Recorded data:
################

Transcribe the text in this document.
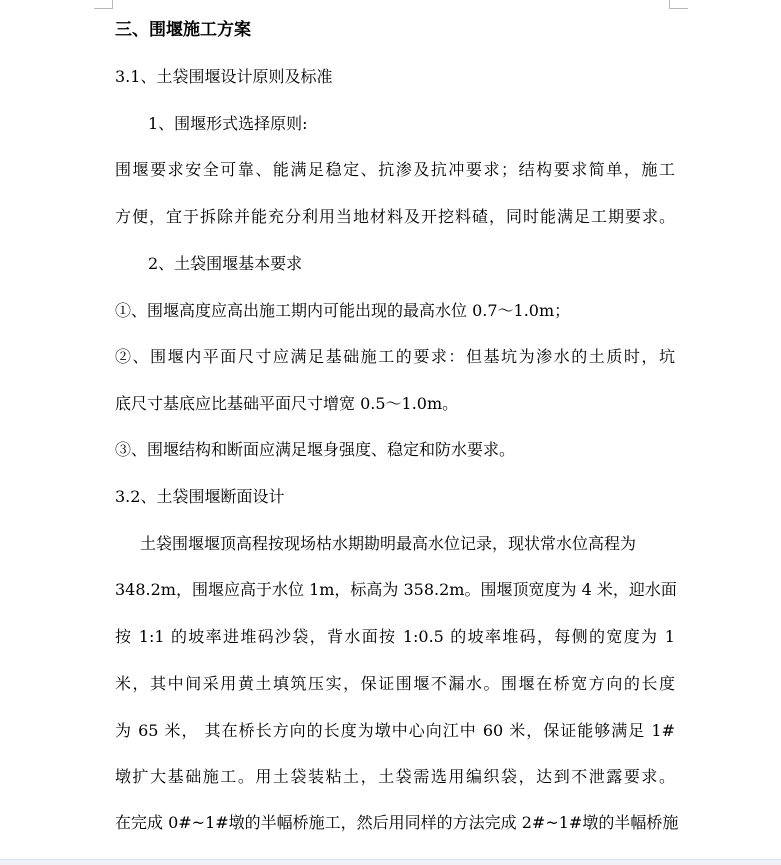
三、围堰施工方案
3.1、土袋围堰设计原则及标准
1、围堰形式选择原则:
围堰要求安全可靠、能满足稳定、抗渗及抗冲要求；结构要求简单，施工
方便，宜于拆除并能充分利用当地材料及开挖料碴，同时能满足工期要求。
2、土袋围堰基本要求
①、围堰高度应高出施工期内可能出现的最高水位 0.7～1.0m；
②、围堰内平面尺寸应满足基础施工的要求：但基坑为渗水的土质时，坑
底尺寸基底应比基础平面尺寸增宽 0.5～1.0m。
③、围堰结构和断面应满足堰身强度、稳定和防水要求。
3.2、土袋围堰断面设计
土袋围堰堰顶高程按现场枯水期勘明最高水位记录，现状常水位高程为
348.2m，围堰应高于水位 1m，标高为 358.2m。围堰顶宽度为 4 米，迎水面
按 1:1 的坡率进堆码沙袋，背水面按 1:0.5 的坡率堆码，每侧的宽度为 1
米，其中间采用黄土填筑压实，保证围堰不漏水。围堰在桥宽方向的长度
为 65 米， 其在桥长方向的长度为墩中心向江中 60 米，保证能够满足 1#
墩扩大基础施工。用土袋装粘土，土袋需选用编织袋，达到不泄露要求。
在完成 0#~1#墩的半幅桥施工，然后用同样的方法完成 2#~1#墩的半幅桥施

################

Exercise aim → Output all the records, word for word, with no pictures in the copy.

Result of this task →
Transcribe the text in this document.
三、围堰施工方案
3.1、土袋围堰设计原则及标准
1、围堰形式选择原则:
围堰要求安全可靠、能满足稳定、抗渗及抗冲要求；结构要求简单，施工
方便，宜于拆除并能充分利用当地材料及开挖料碴，同时能满足工期要求。
2、土袋围堰基本要求
①、围堰高度应高出施工期内可能出现的最高水位 0.7～1.0m；
②、围堰内平面尺寸应满足基础施工的要求：但基坑为渗水的土质时，坑
底尺寸基底应比基础平面尺寸增宽 0.5～1.0m。
③、围堰结构和断面应满足堰身强度、稳定和防水要求。
3.2、土袋围堰断面设计
土袋围堰堰顶高程按现场枯水期勘明最高水位记录，现状常水位高程为
348.2m，围堰应高于水位 1m，标高为 358.2m。围堰顶宽度为 4 米，迎水面
按 1:1 的坡率进堆码沙袋，背水面按 1:0.5 的坡率堆码，每侧的宽度为 1
米，其中间采用黄土填筑压实，保证围堰不漏水。围堰在桥宽方向的长度
为 65 米， 其在桥长方向的长度为墩中心向江中 60 米，保证能够满足 1#
墩扩大基础施工。用土袋装粘土，土袋需选用编织袋，达到不泄露要求。
在完成 0#~1#墩的半幅桥施工，然后用同样的方法完成 2#~1#墩的半幅桥施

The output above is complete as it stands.